→ Quoted passage:

-- begin --

Files
gh-secondsky-sap-skills-ski…/references/security-cdc.md
2025-11-30 08:55:25 +08:00

8.7 KiB

Security, Data Protection, and CDC Guide

Complete guide for security, data protection, and change data capture in SAP Data Intelligence.

Table of Contents

  1. Security Overview
  2. Data Protection
  3. Audit Logging
  4. Change Data Capture (CDC)
  5. Best Practices

Security Overview

Responsibility Model

SAP Data Intelligence Role: Data processor User Role: Data owner and responsible for:

  • PII (Personally Identifiable Information) security
  • Regulatory compliance
  • Audit trail configuration

Design-Time Security

Trace Logs:

  • Modeler produces trace logs with design-time artifacts
  • Solution files and pipeline descriptions included
  • Do not embed sensitive information in these objects

Connection Management:

  • Use Connection Manager for credentials
  • Avoid hardcoding sensitive data in operators
  • Leverage secure credential storage

Network Security

Cloud Connector:

  • TLS encryption for on-premise communication
  • Virtual host mapping
  • IP restrictions available

Principal Propagation:

  • SSO via Cloud Connector
  • Certificate-based authentication
  • User context preservation

Data Protection

PII Handling Guidelines

  1. Identify PII: Document all PII fields in data flows
  2. Minimize Collection: Extract only necessary data
  3. Mask Sensitive Data: Apply masking/anonymization
  4. Secure Storage: Encrypt data at rest
  5. Access Control: Implement authorization checks

Data Masking Operators

Operator Purpose
Data Mask Apply masking patterns
Anonymization Hash, shuffle, generalize data
Validation Rule Verify data quality

Anonymization Techniques

Original: john.doe@company.com
Masked: j***@c***.com
Hashed: SHA256(email + salt)
Generalized: user@domain.com

Encryption

In Transit:

  • HTTPS for all communications
  • TLS 1.2+ required
  • Certificate validation

At Rest:

  • Storage-level encryption
  • Key management integration
  • Customer-managed keys (where supported)

Audit Logging

Responsibility Model

SAP Data Intelligence Platform Logs (DI-native):

  • Platform-level access events (user login/logout)
  • User actions (pipeline creation, modification, execution)
  • System configuration changes
  • API access attempts

Customer-Configured Logs (upstream/downstream systems): SAP Data Intelligence does not generate audit logs for:

  • Sensitive data inputs from source systems
  • Data transformations applied to PII/sensitive data
  • Data outputs written to target systems

You must configure source and target systems to generate audit logs for data-level operations. This is required because DI processes data in transit but does not independently track individual data record access.

-- end --

→ Exercise set:
1/ Recast everything in the listing from its first line down to the line containing "x-tick-label: 2021 bbox=[448, 325, 475, 339]", inclusive, as a Markdown table with the columns Row and Line, leaving out blank lines.
2/ Continue the guide on security and data protection in SAP Data Intelligence from the point where it stops.

→ Provided records:
-- begin --

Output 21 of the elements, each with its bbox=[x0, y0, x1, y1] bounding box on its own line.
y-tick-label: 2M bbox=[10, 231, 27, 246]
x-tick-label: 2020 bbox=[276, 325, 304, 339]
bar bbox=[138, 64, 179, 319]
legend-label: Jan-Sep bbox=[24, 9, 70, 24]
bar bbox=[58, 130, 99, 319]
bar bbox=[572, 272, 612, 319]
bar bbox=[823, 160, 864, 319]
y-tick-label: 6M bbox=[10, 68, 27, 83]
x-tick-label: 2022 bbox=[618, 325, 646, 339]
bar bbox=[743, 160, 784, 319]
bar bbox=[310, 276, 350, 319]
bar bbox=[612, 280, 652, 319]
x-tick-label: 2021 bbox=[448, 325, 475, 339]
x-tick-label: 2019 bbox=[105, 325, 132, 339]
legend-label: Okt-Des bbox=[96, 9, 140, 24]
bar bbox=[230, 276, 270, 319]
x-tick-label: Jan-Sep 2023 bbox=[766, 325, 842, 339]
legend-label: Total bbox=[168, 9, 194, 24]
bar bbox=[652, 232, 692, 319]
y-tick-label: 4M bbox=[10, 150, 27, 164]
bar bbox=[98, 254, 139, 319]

-- end --

→ Results for each task:
1/
| Row | Line |
|---|---|
| 1 | Output 21 of the elements, each with its bbox=[x0, y0, x1, y1] bounding box on its own line. |
| 2 | y-tick-label: 2M bbox=[10, 231, 27, 246] |
| 3 | x-tick-label: 2020 bbox=[276, 325, 304, 339] |
| 4 | bar bbox=[138, 64, 179, 319] |
| 5 | legend-label: Jan-Sep bbox=[24, 9, 70, 24] |
| 6 | bar bbox=[58, 130, 99, 319] |
| 7 | bar bbox=[572, 272, 612, 319] |
| 8 | bar bbox=[823, 160, 864, 319] |
| 9 | y-tick-label: 6M bbox=[10, 68, 27, 83] |
| 10 | x-tick-label: 2022 bbox=[618, 325, 646, 339] |
| 11 | bar bbox=[743, 160, 784, 319] |
| 12 | bar bbox=[310, 276, 350, 319] |
| 13 | bar bbox=[612, 280, 652, 319] |
| 14 | x-tick-label: 2021 bbox=[448, 325, 475, 339] |

2/
Event Category Examples
Security Incidents Unauthorized access attempts
Configuration Changes Pipeline modifications
Personal Data Access PII field reads
Data Modifications Updates to relevant datasets

Compliance Considerations

GDPR Requirements:

  • Right to access
  • Right to erasure
  • Data portability
  • Breach notification

Implementation:

  1. Document data flows
  2. Configure audit logging in source/target systems
  3. Maintain data lineage
  4. Implement retention policies

Administration Guide Reference

See SAP Data Intelligence Administration Guide for:

  • DPP (Data Protection and Privacy) configuration
  • Audit log setup
  • Compliance reporting

Change Data Capture (CDC)

Overview

CDC enables tracking changes in source systems for incremental data loading.

Terminology

Cloud Data Integration (CDI): An internal component of SAP Data Intelligence that provides connectivity and data movement capabilities. CDI performs polling-based change detection by periodically querying source systems for modified records.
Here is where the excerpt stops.